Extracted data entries

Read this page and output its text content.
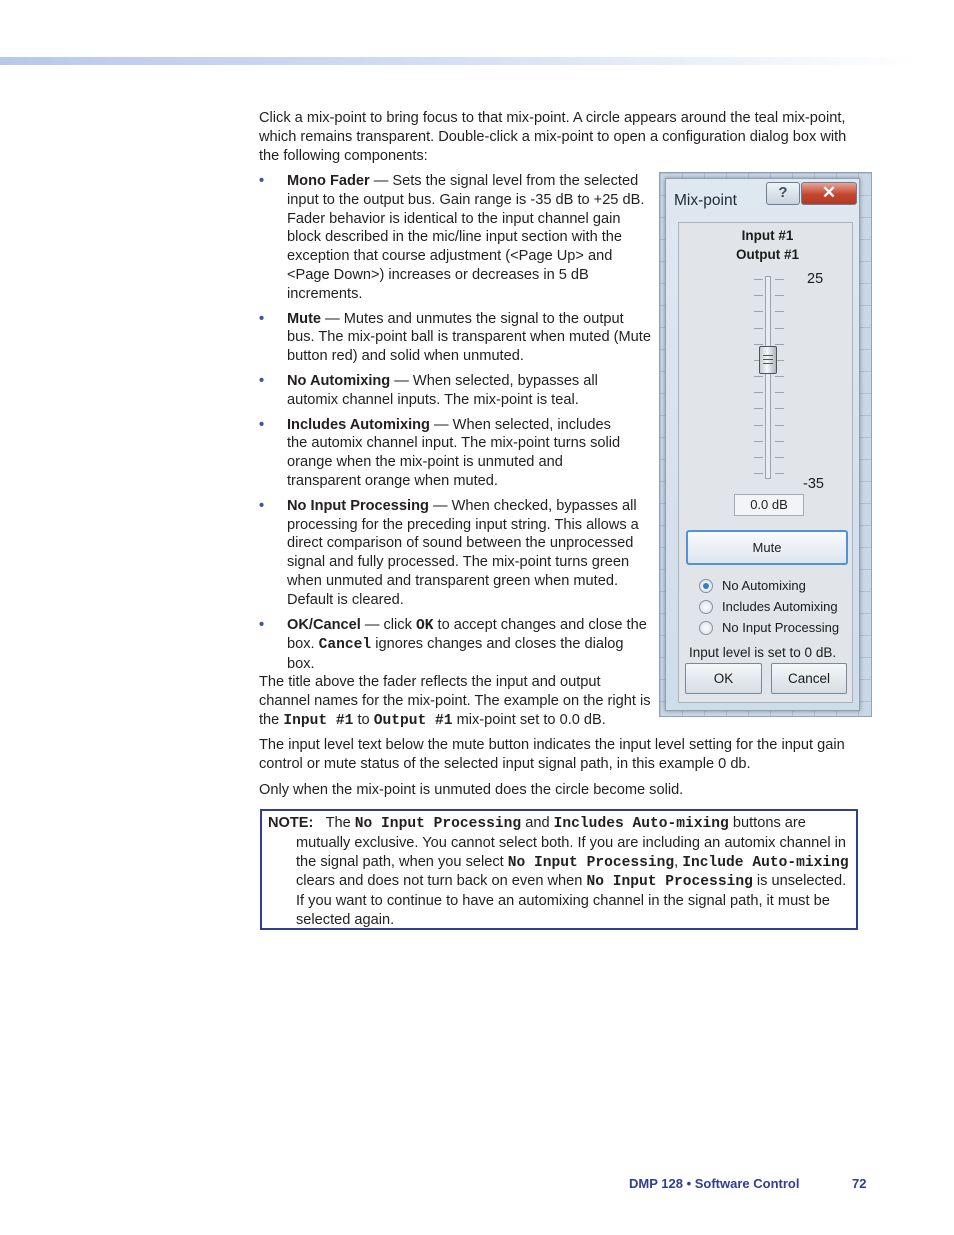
Click a mix-point to bring focus to that mix-point. A circle appears around the teal mix-point, which remains transparent. Double-click a mix-point to open a configuration dialog box with the following components:

• Mono Fader — Sets the signal level from the selected input to the output bus. Gain range is -35 dB to +25 dB. Fader behavior is identical to the input channel gain block described in the mic/line input section with the exception that course adjustment (<Page Up> and <Page Down>) increases or decreases in 5 dB increments.
• Mute — Mutes and unmutes the signal to the output bus. The mix-point ball is transparent when muted (Mute button red) and solid when unmuted.
• No Automixing — When selected, bypasses all automix channel inputs. The mix-point is teal.
• Includes Automixing — When selected, includes the automix channel input. The mix-point turns solid orange when the mix-point is unmuted and transparent orange when muted.
• No Input Processing — When checked, bypasses all processing for the preceding input string. This allows a direct comparison of sound between the unprocessed signal and fully processed. The mix-point turns green when unmuted and transparent green when muted. Default is cleared.
• OK/Cancel — click OK to accept changes and close the box. Cancel ignores changes and closes the dialog box.

The title above the fader reflects the input and output channel names for the mix-point. The example on the right is the Input #1 to Output #1 mix-point set to 0.0 dB.

The input level text below the mute button indicates the input level setting for the input gain control or mute status of the selected input signal path, in this example 0 db.

Only when the mix-point is unmuted does the circle become solid.

Mix-point	? ✕
Input #1
Output #1
25
-35
0.0 dB
Mute
No Automixing
Includes Automixing
No Input Processing
Input level is set to 0 dB.
OK	Cancel
NOTE: The No Input Processing and Includes Auto-mixing buttons are mutually exclusive. You cannot select both. If you are including an automix channel in the signal path, when you select No Input Processing, Include Auto-mixing clears and does not turn back on even when No Input Processing is unselected. If you want to continue to have an automixing channel in the signal path, it must be selected again.
DMP 128 • Software Control	72
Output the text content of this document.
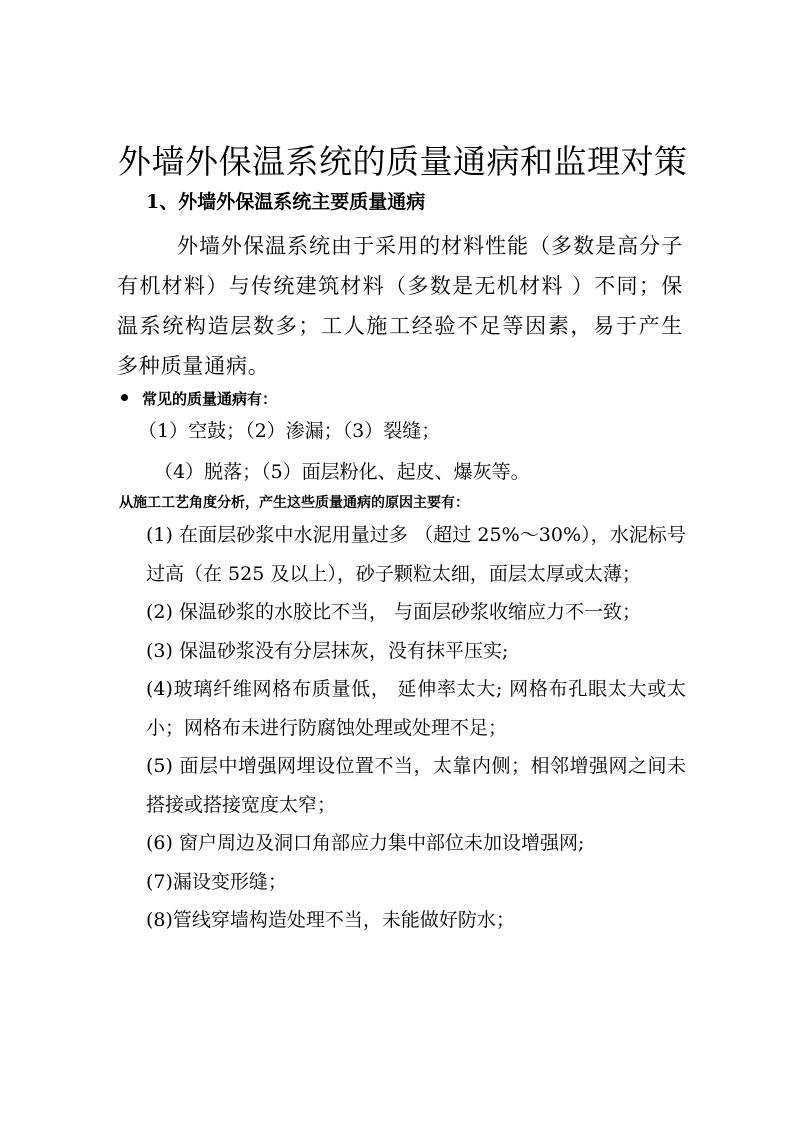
外墙外保温系统的质量通病和监理对策
1、外墙外保温系统主要质量通病

外墙外保温系统由于采用的材料性能（多数是高分子有机材料）与传统建筑材料（多数是无机材料 ）不同；保温系统构造层数多；工人施工经验不足等因素，易于产生多种质量通病。

常见的质量通病有：
（1）空鼓；（2）渗漏；（3）裂缝；
（4）脱落；（5）面层粉化、起皮、爆灰等。
从施工工艺角度分析，产生这些质量通病的原因主要有：
(1) 在面层砂浆中水泥用量过多 （超过 25%～30%），水泥标号过高（在 525 及以上），砂子颗粒太细，面层太厚或太薄；
(2) 保温砂浆的水胶比不当， 与面层砂浆收缩应力不一致；
(3) 保温砂浆没有分层抹灰，没有抹平压实;
(4)玻璃纤维网格布质量低， 延伸率太大; 网格布孔眼太大或太小；网格布未进行防腐蚀处理或处理不足；
(5) 面层中增强网埋设位置不当，太靠内侧；相邻增强网之间未搭接或搭接宽度太窄；
(6) 窗户周边及洞口角部应力集中部位未加设增强网;
(7)漏设变形缝；
(8)管线穿墙构造处理不当，未能做好防水；
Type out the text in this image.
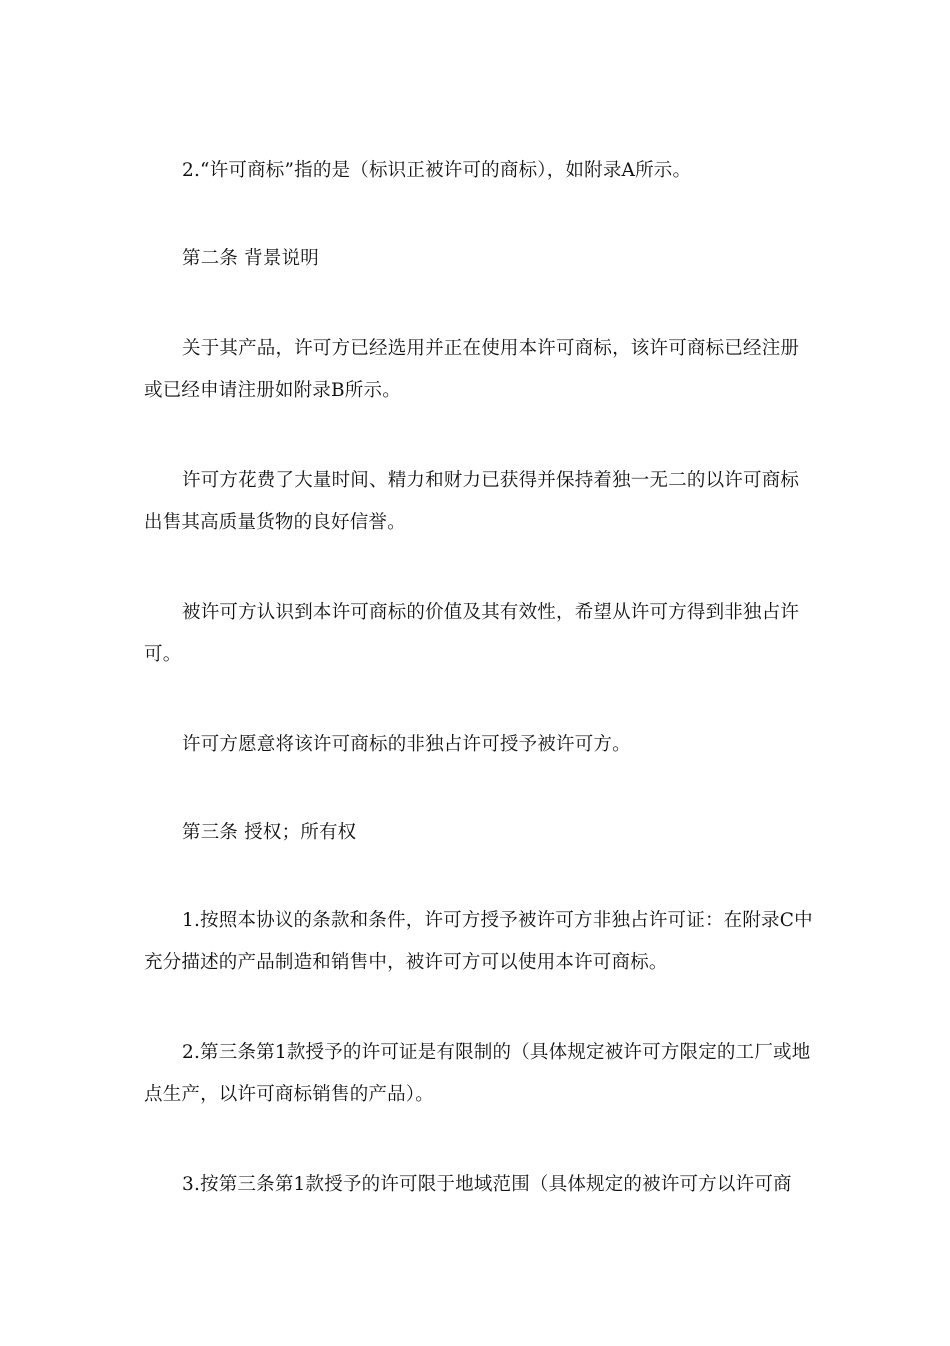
2.“许可商标”指的是（标识正被许可的商标），如附录A所示。

第二条 背景说明

关于其产品，许可方已经选用并正在使用本许可商标，该许可商标已经注册或已经申请注册如附录B所示。

许可方花费了大量时间、精力和财力已获得并保持着独一无二的以许可商标出售其高质量货物的良好信誉。

被许可方认识到本许可商标的价值及其有效性，希望从许可方得到非独占许可。

许可方愿意将该许可商标的非独占许可授予被许可方。

第三条 授权；所有权

1.按照本协议的条款和条件，许可方授予被许可方非独占许可证：在附录C中充分描述的产品制造和销售中，被许可方可以使用本许可商标。

2.第三条第1款授予的许可证是有限制的（具体规定被许可方限定的工厂或地点生产，以许可商标销售的产品）。

3.按第三条第1款授予的许可限于地域范围（具体规定的被许可方以许可商
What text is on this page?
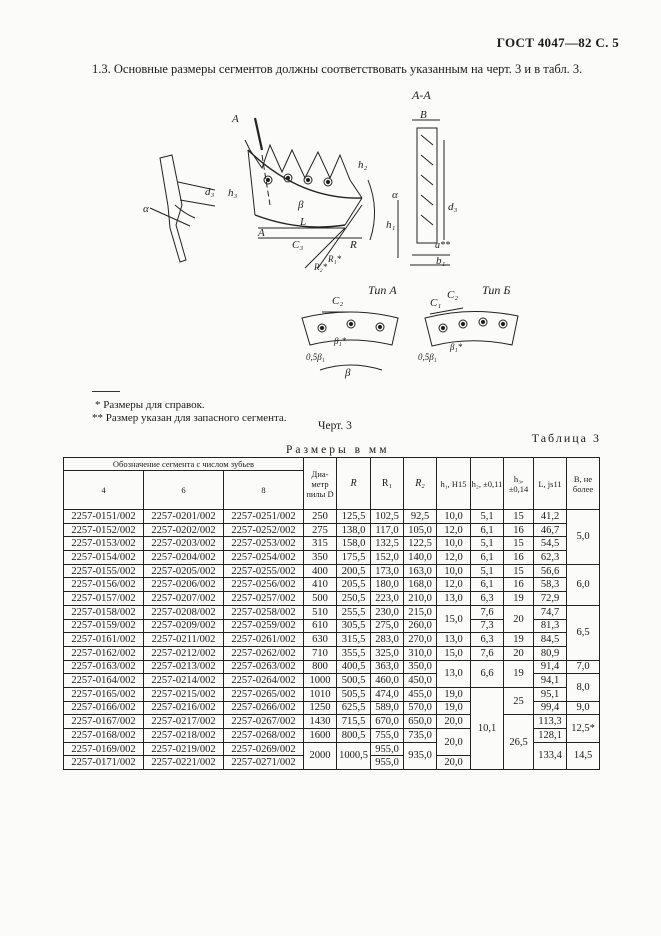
ГОСТ 4047—82 С. 5
1.3. Основные размеры сегментов должны соответствовать указанным на черт. 3 и в табл. 3.
A
A
L
C₃
β
h₃
h₂
R
R₁*
R₂*
d₃
α
А-А
B
α
h₁
d₃
a**
b₁
C₂
Тип A
β₁*
0,5β₁
β
C₁
C₂ Тип Б
β₁*
0,5β₁
* Размеры для справок.
** Размер указан для запасного сегмента.
Черт. 3
Таблица 3
Размеры в мм
Обозначение сегмента с числом зубьев			Диа-метр пилы D	R	R₁	R₂	h₁, H15	h₂, ±0,11	h₃, ±0,14	L, js11	B, не более
4	6	8									
2257-0151/002	2257-0201/002	2257-0251/002	250	125,5	102,5	92,5	10,0	5,1	15	41,2	5,0
2257-0152/002	2257-0202/002	2257-0252/002	275	138,0	117,0	105,0	12,0	6,1	16	46,7	
2257-0153/002	2257-0203/002	2257-0253/002	315	158,0	132,5	122,5	10,0	5,1	15	54,5	
2257-0154/002	2257-0204/002	2257-0254/002	350	175,5	152,0	140,0	12,0	6,1	16	62,3	
2257-0155/002	2257-0205/002	2257-0255/002	400	200,5	173,0	163,0	10,0	5,1	15	56,6	6,0
2257-0156/002	2257-0206/002	2257-0256/002	410	205,5	180,0	168,0	12,0	6,1	16	58,3	
2257-0157/002	2257-0207/002	2257-0257/002	500	250,5	223,0	210,0	13,0	6,3	19	72,9	
2257-0158/002	2257-0208/002	2257-0258/002	510	255,5	230,0	215,0	15,0	7,6	20	74,7	6,5
2257-0159/002	2257-0209/002	2257-0259/002	610	305,5	275,0	260,0		7,3		81,3	
2257-0161/002	2257-0211/002	2257-0261/002	630	315,5	283,0	270,0	13,0	6,3	19	84,5	
2257-0162/002	2257-0212/002	2257-0262/002	710	355,5	325,0	310,0	15,0	7,6	20	80,9	
2257-0163/002	2257-0213/002	2257-0263/002	800	400,5	363,0	350,0	13,0	6,6	19	91,4	7,0
2257-0164/002	2257-0214/002	2257-0264/002	1000	500,5	460,0	450,0				94,1	8,0
2257-0165/002	2257-0215/002	2257-0265/002	1010	505,5	474,0	455,0	19,0	10,1	25	95,1	
2257-0166/002	2257-0216/002	2257-0266/002	1250	625,5	589,0	570,0	19,0			99,4	9,0
2257-0167/002	2257-0217/002	2257-0267/002	1430	715,5	670,0	650,0	20,0		26,5	113,3	12,5*
2257-0168/002	2257-0218/002	2257-0268/002	1600	800,5	755,0	735,0	20,0			128,1	
2257-0169/002	2257-0219/002	2257-0269/002	2000	1000,5	955,0	935,0				133,4	14,5
2257-0171/002	2257-0221/002	2257-0271/002			955,0		20,0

Aim
Search the records for the string "level" and return every line in which it occurs.

Output of the task
• Mono Fader — Sets the signal level from the selected input to the output bus. Gain range is -35 dB to +25 dB. Fader behavior is identical to the input channel gain block described in the mic/line input section with the exception that course adjustment (<Page Up> and <Page Down>) increases or decreases in 5 dB increments.
The input level text below the mute button indicates the input level setting for the input gain control or mute status of the selected input signal path, in this example 0 db.
Input level is set to 0 dB.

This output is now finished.